[Records shown]
════════════════

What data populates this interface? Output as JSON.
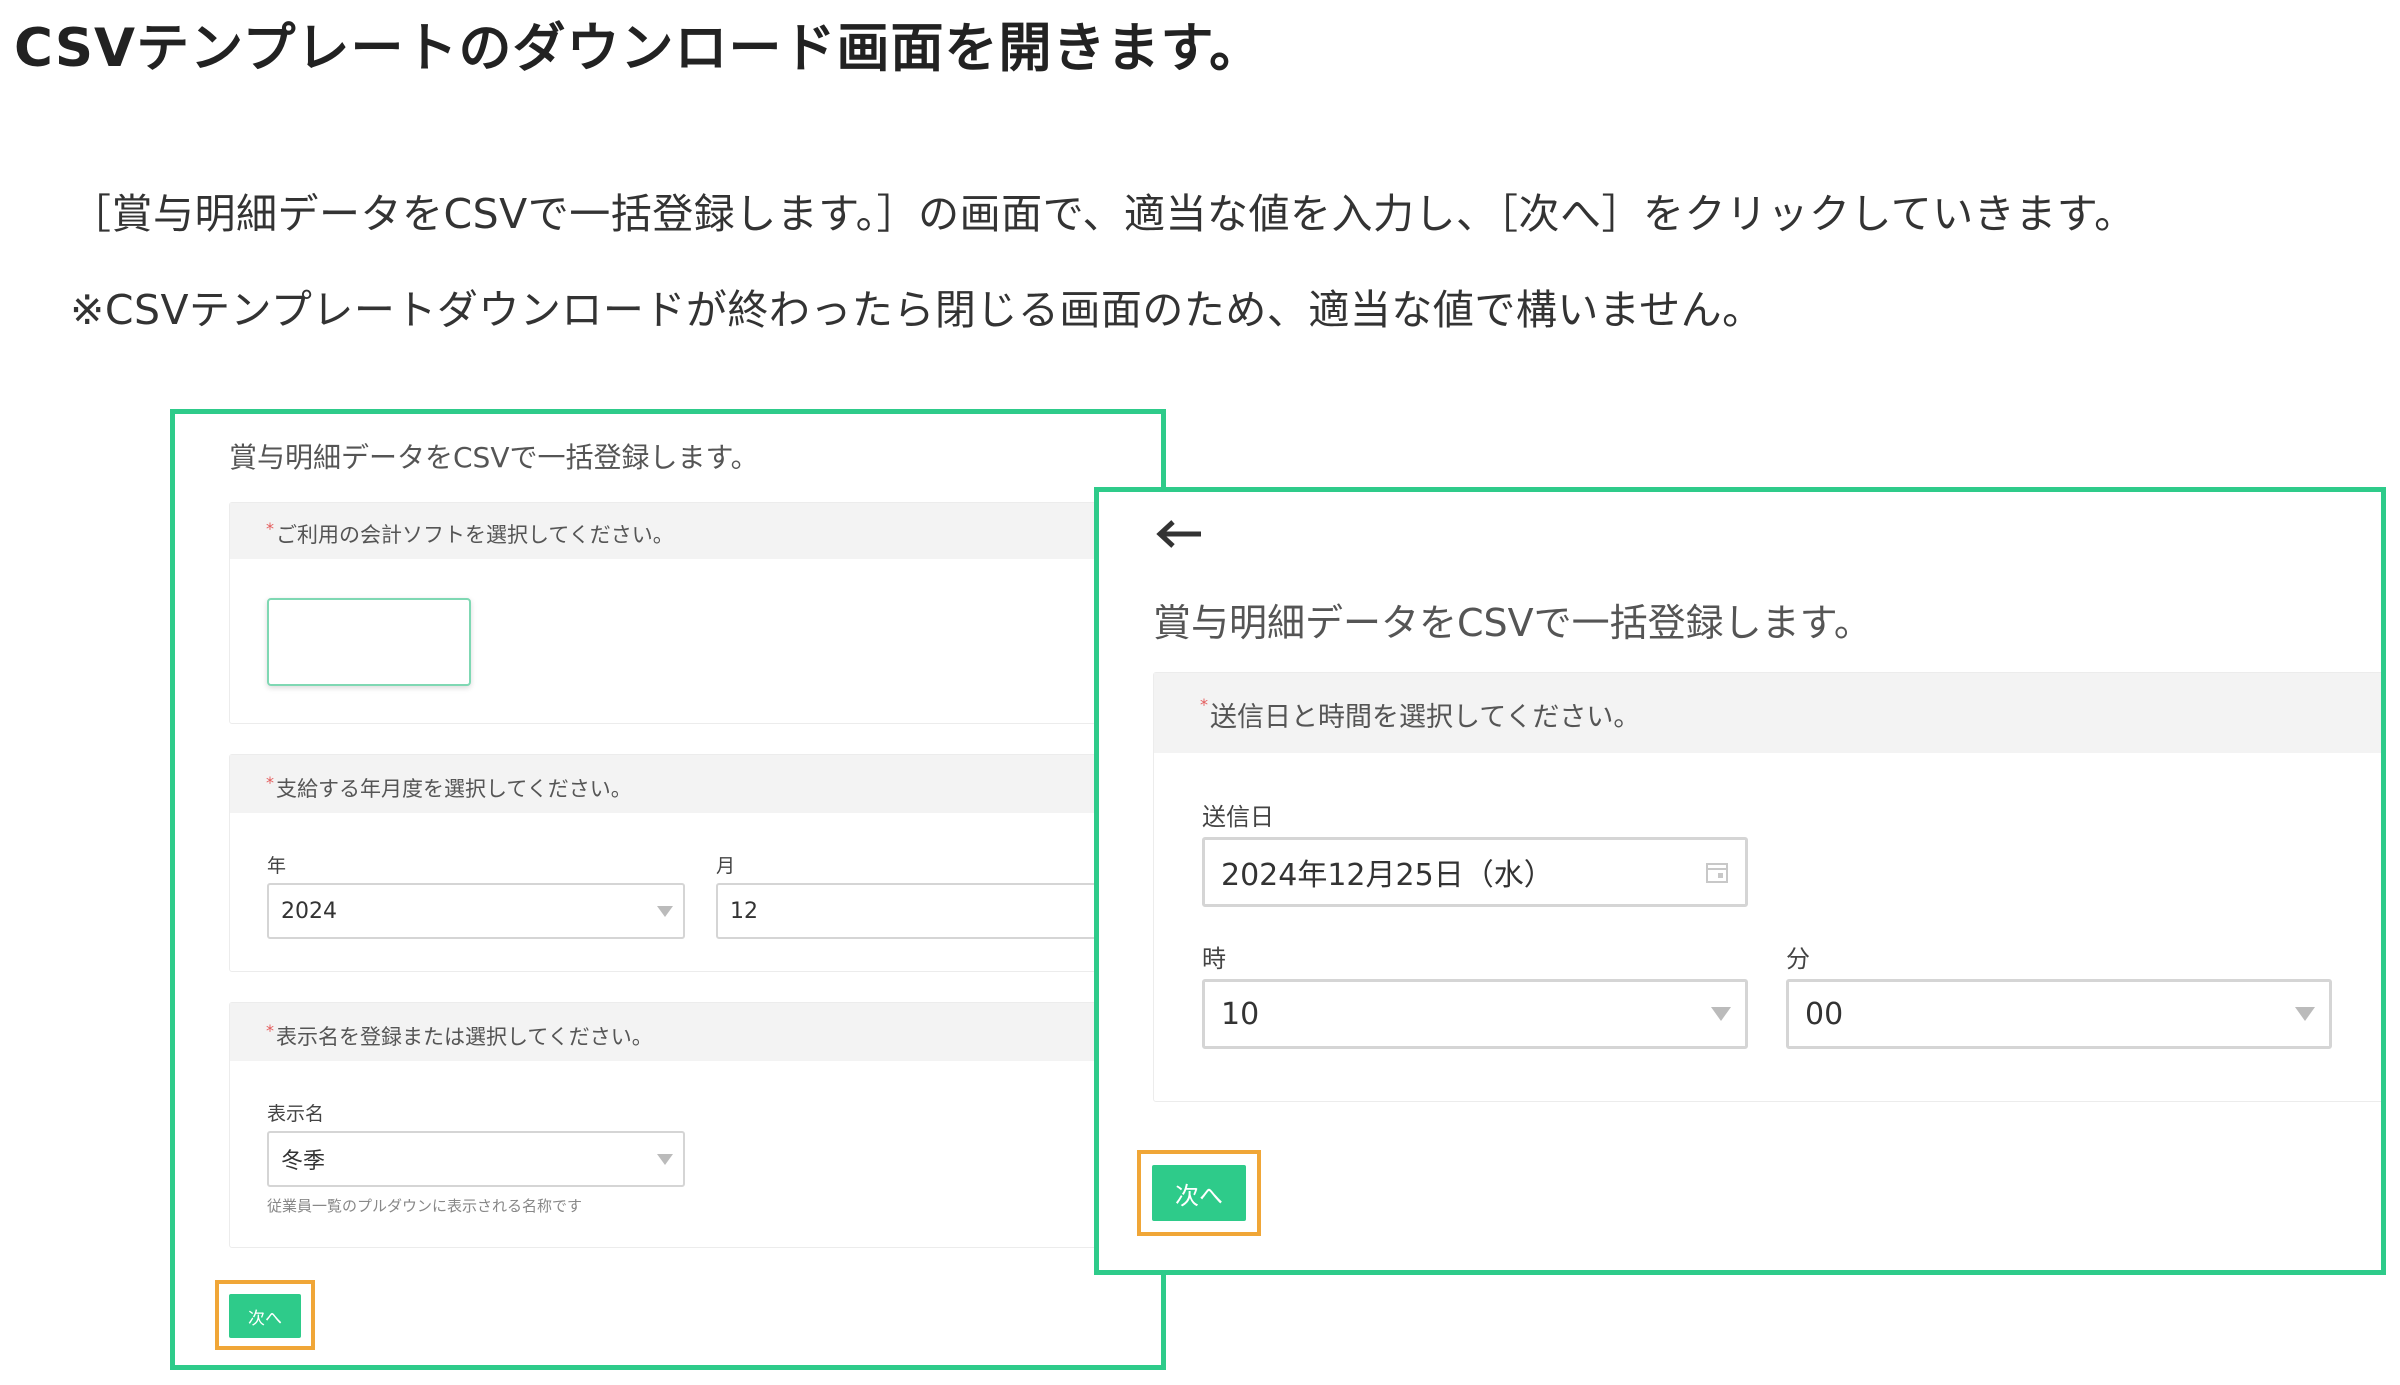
{
  "heading": "CSVテンプレートのダウンロード画面を開きます。",
  "paragraph1": "［賞与明細データをCSVで一括登録します。］の画面で、適当な値を入力し、［次へ］をクリックしていきます。",
  "paragraph2": "※CSVテンプレートダウンロードが終わったら閉じる画面のため、適当な値で構いません。",
  "colors": {
    "panel_border": "#2ecb8a",
    "button": "#2ecb8a",
    "highlight": "#f0a637",
    "required": "#e45a5a"
  },
  "left_panel": {
    "title": "賞与明細データをCSVで一括登録します。",
    "section1": {
      "required_mark": "*",
      "label": "ご利用の会計ソフトを選択してください。"
    },
    "section2": {
      "required_mark": "*",
      "label": "支給する年月度を選択してください。",
      "year_label": "年",
      "year_value": "2024",
      "month_label": "月",
      "month_value": "12"
    },
    "section3": {
      "required_mark": "*",
      "label": "表示名を登録または選択してください。",
      "name_label": "表示名",
      "name_value": "冬季",
      "hint": "従業員一覧のプルダウンに表示される名称です"
    },
    "next_label": "次へ"
  },
  "right_panel": {
    "back_icon": "arrow-left-icon",
    "title": "賞与明細データをCSVで一括登録します。",
    "section": {
      "required_mark": "*",
      "label": "送信日と時間を選択してください。",
      "date_label": "送信日",
      "date_value": "2024年12月25日（水）",
      "hour_label": "時",
      "hour_value": "10",
      "minute_label": "分",
      "minute_value": "00"
    },
    "next_label": "次へ"
  }
}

════════════════

Repeat each record exactly as shown above, dropping all images.

[Solution to this problem]
What data populates this interface? Output as JSON.
{
  "heading": "CSVテンプレートのダウンロード画面を開きます。",
  "paragraph1": "［賞与明細データをCSVで一括登録します。］の画面で、適当な値を入力し、［次へ］をクリックしていきます。",
  "paragraph2": "※CSVテンプレートダウンロードが終わったら閉じる画面のため、適当な値で構いません。",
  "colors": {
    "panel_border": "#2ecb8a",
    "button": "#2ecb8a",
    "highlight": "#f0a637",
    "required": "#e45a5a"
  },
  "left_panel": {
    "title": "賞与明細データをCSVで一括登録します。",
    "section1": {
      "required_mark": "*",
      "label": "ご利用の会計ソフトを選択してください。"
    },
    "section2": {
      "required_mark": "*",
      "label": "支給する年月度を選択してください。",
      "year_label": "年",
      "year_value": "2024",
      "month_label": "月",
      "month_value": "12"
    },
    "section3": {
      "required_mark": "*",
      "label": "表示名を登録または選択してください。",
      "name_label": "表示名",
      "name_value": "冬季",
      "hint": "従業員一覧のプルダウンに表示される名称です"
    },
    "next_label": "次へ"
  },
  "right_panel": {
    "back_icon": "arrow-left-icon",
    "title": "賞与明細データをCSVで一括登録します。",
    "section": {
      "required_mark": "*",
      "label": "送信日と時間を選択してください。",
      "date_label": "送信日",
      "date_value": "2024年12月25日（水）",
      "hour_label": "時",
      "hour_value": "10",
      "minute_label": "分",
      "minute_value": "00"
    },
    "next_label": "次へ"
  }
}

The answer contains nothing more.